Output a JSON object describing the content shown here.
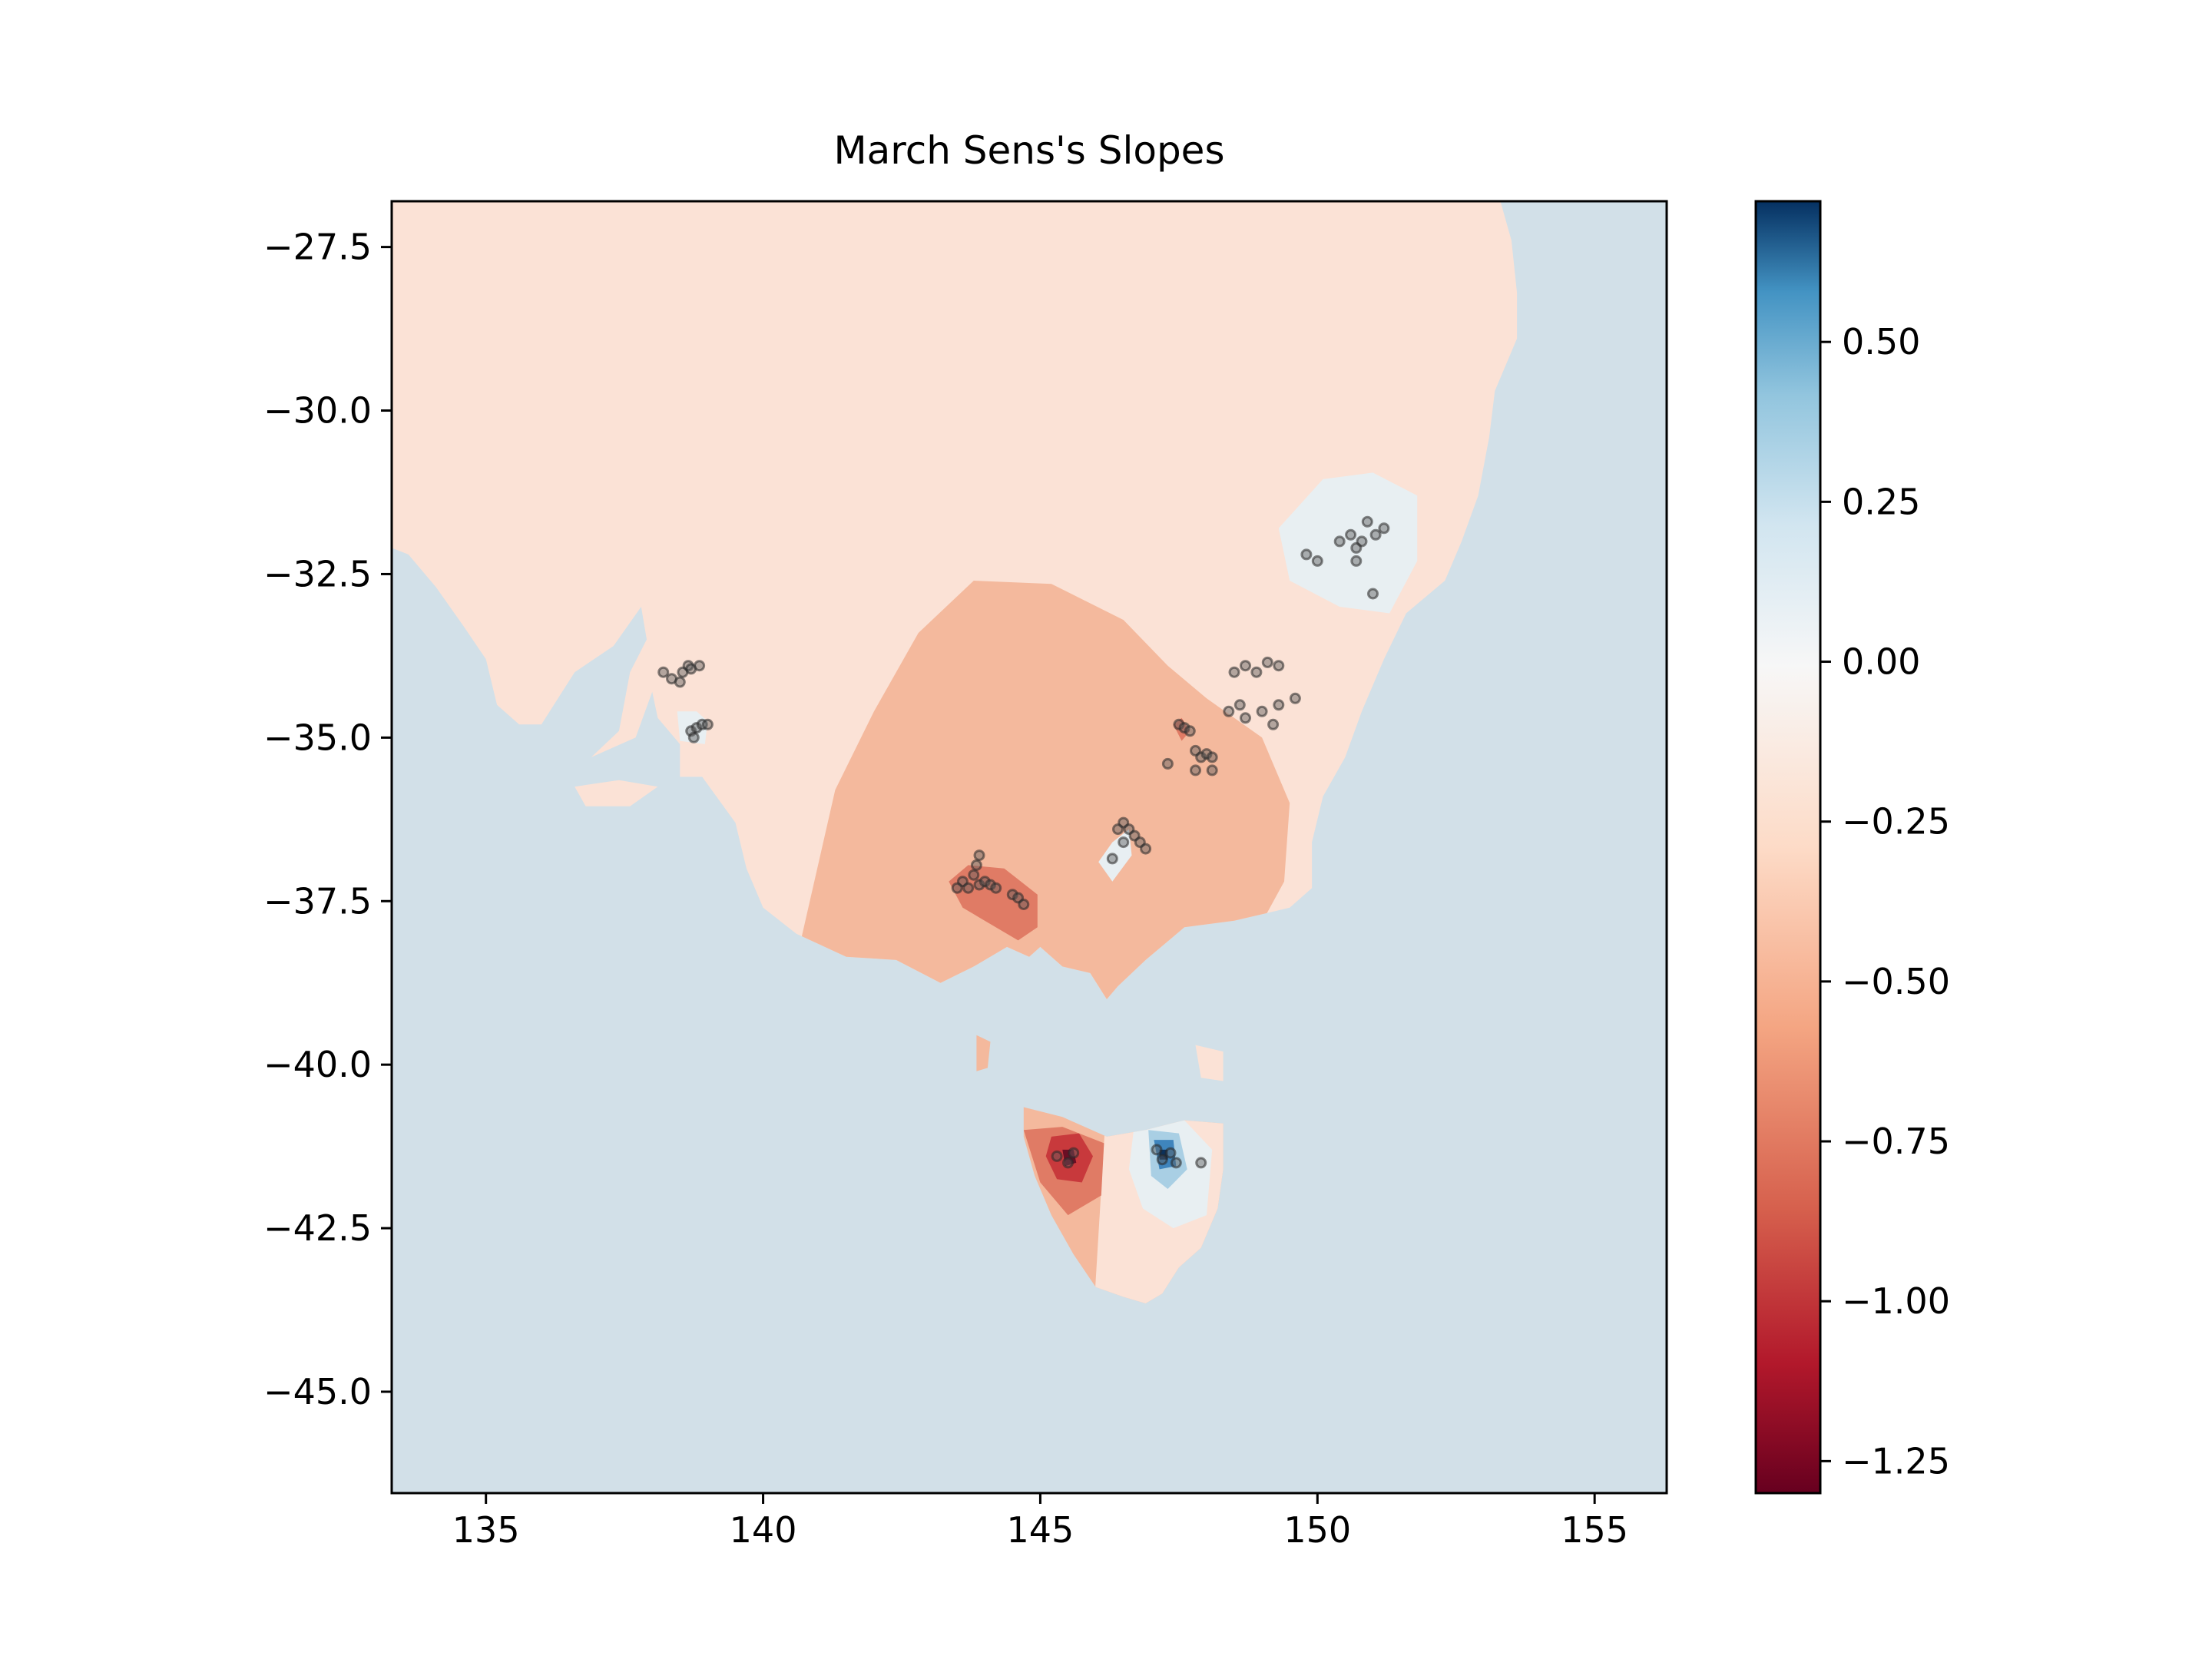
{
  "chart_data": {
    "type": "heatmap",
    "title": "March Sens's Slopes",
    "xlabel": "",
    "ylabel": "",
    "xlim": [
      133.3,
      156.3
    ],
    "ylim": [
      -46.55,
      -26.8
    ],
    "x_ticks": [
      {
        "value": 135,
        "label": "135"
      },
      {
        "value": 140,
        "label": "140"
      },
      {
        "value": 145,
        "label": "145"
      },
      {
        "value": 150,
        "label": "150"
      },
      {
        "value": 155,
        "label": "155"
      }
    ],
    "y_ticks": [
      {
        "value": -27.5,
        "label": "−27.5"
      },
      {
        "value": -30.0,
        "label": "−30.0"
      },
      {
        "value": -32.5,
        "label": "−32.5"
      },
      {
        "value": -35.0,
        "label": "−35.0"
      },
      {
        "value": -37.5,
        "label": "−37.5"
      },
      {
        "value": -40.0,
        "label": "−40.0"
      },
      {
        "value": -42.5,
        "label": "−42.5"
      },
      {
        "value": -45.0,
        "label": "−45.0"
      }
    ],
    "colorbar": {
      "cmap": "RdBu",
      "vmin": -1.3,
      "vmax": 0.72,
      "ticks": [
        {
          "value": 0.5,
          "label": "0.50"
        },
        {
          "value": 0.25,
          "label": "0.25"
        },
        {
          "value": 0.0,
          "label": "0.00"
        },
        {
          "value": -0.25,
          "label": "−0.25"
        },
        {
          "value": -0.5,
          "label": "−0.50"
        },
        {
          "value": -0.75,
          "label": "−0.75"
        },
        {
          "value": -1.0,
          "label": "−1.00"
        },
        {
          "value": -1.25,
          "label": "−1.25"
        }
      ]
    },
    "colors": {
      "ocean": "#d2e0e8",
      "level_m025": "#fbe2d6",
      "level_m050": "#f4b99d",
      "level_m075": "#e07b65",
      "level_m100": "#c8393c",
      "level_m125": "#6a0e24",
      "level_0": "#e8eff2",
      "level_025": "#a9cfe4",
      "level_050": "#3f85bd",
      "level_075": "#0b315c",
      "station": "#555555"
    },
    "stations": [
      [
        138.2,
        -34.0
      ],
      [
        138.35,
        -34.1
      ],
      [
        138.5,
        -34.15
      ],
      [
        138.55,
        -34.0
      ],
      [
        138.65,
        -33.9
      ],
      [
        138.7,
        -33.95
      ],
      [
        138.85,
        -33.9
      ],
      [
        138.7,
        -34.9
      ],
      [
        138.8,
        -34.85
      ],
      [
        138.9,
        -34.8
      ],
      [
        139.0,
        -34.8
      ],
      [
        138.75,
        -35.0
      ],
      [
        143.9,
        -36.8
      ],
      [
        143.85,
        -36.95
      ],
      [
        143.8,
        -37.1
      ],
      [
        143.6,
        -37.2
      ],
      [
        143.5,
        -37.3
      ],
      [
        143.7,
        -37.3
      ],
      [
        143.9,
        -37.25
      ],
      [
        144.0,
        -37.2
      ],
      [
        144.1,
        -37.25
      ],
      [
        144.2,
        -37.3
      ],
      [
        144.5,
        -37.4
      ],
      [
        144.6,
        -37.45
      ],
      [
        144.7,
        -37.55
      ],
      [
        147.5,
        -34.8
      ],
      [
        147.6,
        -34.85
      ],
      [
        147.7,
        -34.9
      ],
      [
        147.3,
        -35.4
      ],
      [
        147.8,
        -35.2
      ],
      [
        147.9,
        -35.3
      ],
      [
        148.0,
        -35.25
      ],
      [
        148.1,
        -35.3
      ],
      [
        147.8,
        -35.5
      ],
      [
        148.1,
        -35.5
      ],
      [
        146.5,
        -36.3
      ],
      [
        146.4,
        -36.4
      ],
      [
        146.6,
        -36.4
      ],
      [
        146.7,
        -36.5
      ],
      [
        146.5,
        -36.6
      ],
      [
        146.8,
        -36.6
      ],
      [
        146.9,
        -36.7
      ],
      [
        146.3,
        -36.85
      ],
      [
        148.5,
        -34.0
      ],
      [
        148.7,
        -33.9
      ],
      [
        148.9,
        -34.0
      ],
      [
        149.1,
        -33.85
      ],
      [
        149.3,
        -33.9
      ],
      [
        148.6,
        -34.5
      ],
      [
        148.4,
        -34.6
      ],
      [
        148.7,
        -34.7
      ],
      [
        149.0,
        -34.6
      ],
      [
        149.3,
        -34.5
      ],
      [
        149.6,
        -34.4
      ],
      [
        149.2,
        -34.8
      ],
      [
        149.8,
        -32.2
      ],
      [
        150.0,
        -32.3
      ],
      [
        150.4,
        -32.0
      ],
      [
        150.6,
        -31.9
      ],
      [
        150.8,
        -32.0
      ],
      [
        150.7,
        -32.1
      ],
      [
        150.9,
        -31.7
      ],
      [
        151.05,
        -31.9
      ],
      [
        151.2,
        -31.8
      ],
      [
        150.7,
        -32.3
      ],
      [
        151.0,
        -32.8
      ],
      [
        145.3,
        -41.4
      ],
      [
        145.5,
        -41.5
      ],
      [
        145.6,
        -41.35
      ],
      [
        147.1,
        -41.3
      ],
      [
        147.2,
        -41.45
      ],
      [
        147.35,
        -41.35
      ],
      [
        147.45,
        -41.5
      ],
      [
        147.9,
        -41.5
      ]
    ]
  }
}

• • • •

## [Brief]
Repeat the material verbatim. Do not carry over any picture.

## [Written response]
Output a JSON object describing the content shown here.
{
  "chart_data": {
    "type": "heatmap",
    "title": "March Sens's Slopes",
    "xlabel": "",
    "ylabel": "",
    "xlim": [
      133.3,
      156.3
    ],
    "ylim": [
      -46.55,
      -26.8
    ],
    "x_ticks": [
      {
        "value": 135,
        "label": "135"
      },
      {
        "value": 140,
        "label": "140"
      },
      {
        "value": 145,
        "label": "145"
      },
      {
        "value": 150,
        "label": "150"
      },
      {
        "value": 155,
        "label": "155"
      }
    ],
    "y_ticks": [
      {
        "value": -27.5,
        "label": "−27.5"
      },
      {
        "value": -30.0,
        "label": "−30.0"
      },
      {
        "value": -32.5,
        "label": "−32.5"
      },
      {
        "value": -35.0,
        "label": "−35.0"
      },
      {
        "value": -37.5,
        "label": "−37.5"
      },
      {
        "value": -40.0,
        "label": "−40.0"
      },
      {
        "value": -42.5,
        "label": "−42.5"
      },
      {
        "value": -45.0,
        "label": "−45.0"
      }
    ],
    "colorbar": {
      "cmap": "RdBu",
      "vmin": -1.3,
      "vmax": 0.72,
      "ticks": [
        {
          "value": 0.5,
          "label": "0.50"
        },
        {
          "value": 0.25,
          "label": "0.25"
        },
        {
          "value": 0.0,
          "label": "0.00"
        },
        {
          "value": -0.25,
          "label": "−0.25"
        },
        {
          "value": -0.5,
          "label": "−0.50"
        },
        {
          "value": -0.75,
          "label": "−0.75"
        },
        {
          "value": -1.0,
          "label": "−1.00"
        },
        {
          "value": -1.25,
          "label": "−1.25"
        }
      ]
    },
    "colors": {
      "ocean": "#d2e0e8",
      "level_m025": "#fbe2d6",
      "level_m050": "#f4b99d",
      "level_m075": "#e07b65",
      "level_m100": "#c8393c",
      "level_m125": "#6a0e24",
      "level_0": "#e8eff2",
      "level_025": "#a9cfe4",
      "level_050": "#3f85bd",
      "level_075": "#0b315c",
      "station": "#555555"
    },
    "stations": [
      [
        138.2,
        -34.0
      ],
      [
        138.35,
        -34.1
      ],
      [
        138.5,
        -34.15
      ],
      [
        138.55,
        -34.0
      ],
      [
        138.65,
        -33.9
      ],
      [
        138.7,
        -33.95
      ],
      [
        138.85,
        -33.9
      ],
      [
        138.7,
        -34.9
      ],
      [
        138.8,
        -34.85
      ],
      [
        138.9,
        -34.8
      ],
      [
        139.0,
        -34.8
      ],
      [
        138.75,
        -35.0
      ],
      [
        143.9,
        -36.8
      ],
      [
        143.85,
        -36.95
      ],
      [
        143.8,
        -37.1
      ],
      [
        143.6,
        -37.2
      ],
      [
        143.5,
        -37.3
      ],
      [
        143.7,
        -37.3
      ],
      [
        143.9,
        -37.25
      ],
      [
        144.0,
        -37.2
      ],
      [
        144.1,
        -37.25
      ],
      [
        144.2,
        -37.3
      ],
      [
        144.5,
        -37.4
      ],
      [
        144.6,
        -37.45
      ],
      [
        144.7,
        -37.55
      ],
      [
        147.5,
        -34.8
      ],
      [
        147.6,
        -34.85
      ],
      [
        147.7,
        -34.9
      ],
      [
        147.3,
        -35.4
      ],
      [
        147.8,
        -35.2
      ],
      [
        147.9,
        -35.3
      ],
      [
        148.0,
        -35.25
      ],
      [
        148.1,
        -35.3
      ],
      [
        147.8,
        -35.5
      ],
      [
        148.1,
        -35.5
      ],
      [
        146.5,
        -36.3
      ],
      [
        146.4,
        -36.4
      ],
      [
        146.6,
        -36.4
      ],
      [
        146.7,
        -36.5
      ],
      [
        146.5,
        -36.6
      ],
      [
        146.8,
        -36.6
      ],
      [
        146.9,
        -36.7
      ],
      [
        146.3,
        -36.85
      ],
      [
        148.5,
        -34.0
      ],
      [
        148.7,
        -33.9
      ],
      [
        148.9,
        -34.0
      ],
      [
        149.1,
        -33.85
      ],
      [
        149.3,
        -33.9
      ],
      [
        148.6,
        -34.5
      ],
      [
        148.4,
        -34.6
      ],
      [
        148.7,
        -34.7
      ],
      [
        149.0,
        -34.6
      ],
      [
        149.3,
        -34.5
      ],
      [
        149.6,
        -34.4
      ],
      [
        149.2,
        -34.8
      ],
      [
        149.8,
        -32.2
      ],
      [
        150.0,
        -32.3
      ],
      [
        150.4,
        -32.0
      ],
      [
        150.6,
        -31.9
      ],
      [
        150.8,
        -32.0
      ],
      [
        150.7,
        -32.1
      ],
      [
        150.9,
        -31.7
      ],
      [
        151.05,
        -31.9
      ],
      [
        151.2,
        -31.8
      ],
      [
        150.7,
        -32.3
      ],
      [
        151.0,
        -32.8
      ],
      [
        145.3,
        -41.4
      ],
      [
        145.5,
        -41.5
      ],
      [
        145.6,
        -41.35
      ],
      [
        147.1,
        -41.3
      ],
      [
        147.2,
        -41.45
      ],
      [
        147.35,
        -41.35
      ],
      [
        147.45,
        -41.5
      ],
      [
        147.9,
        -41.5
      ]
    ]
  }
}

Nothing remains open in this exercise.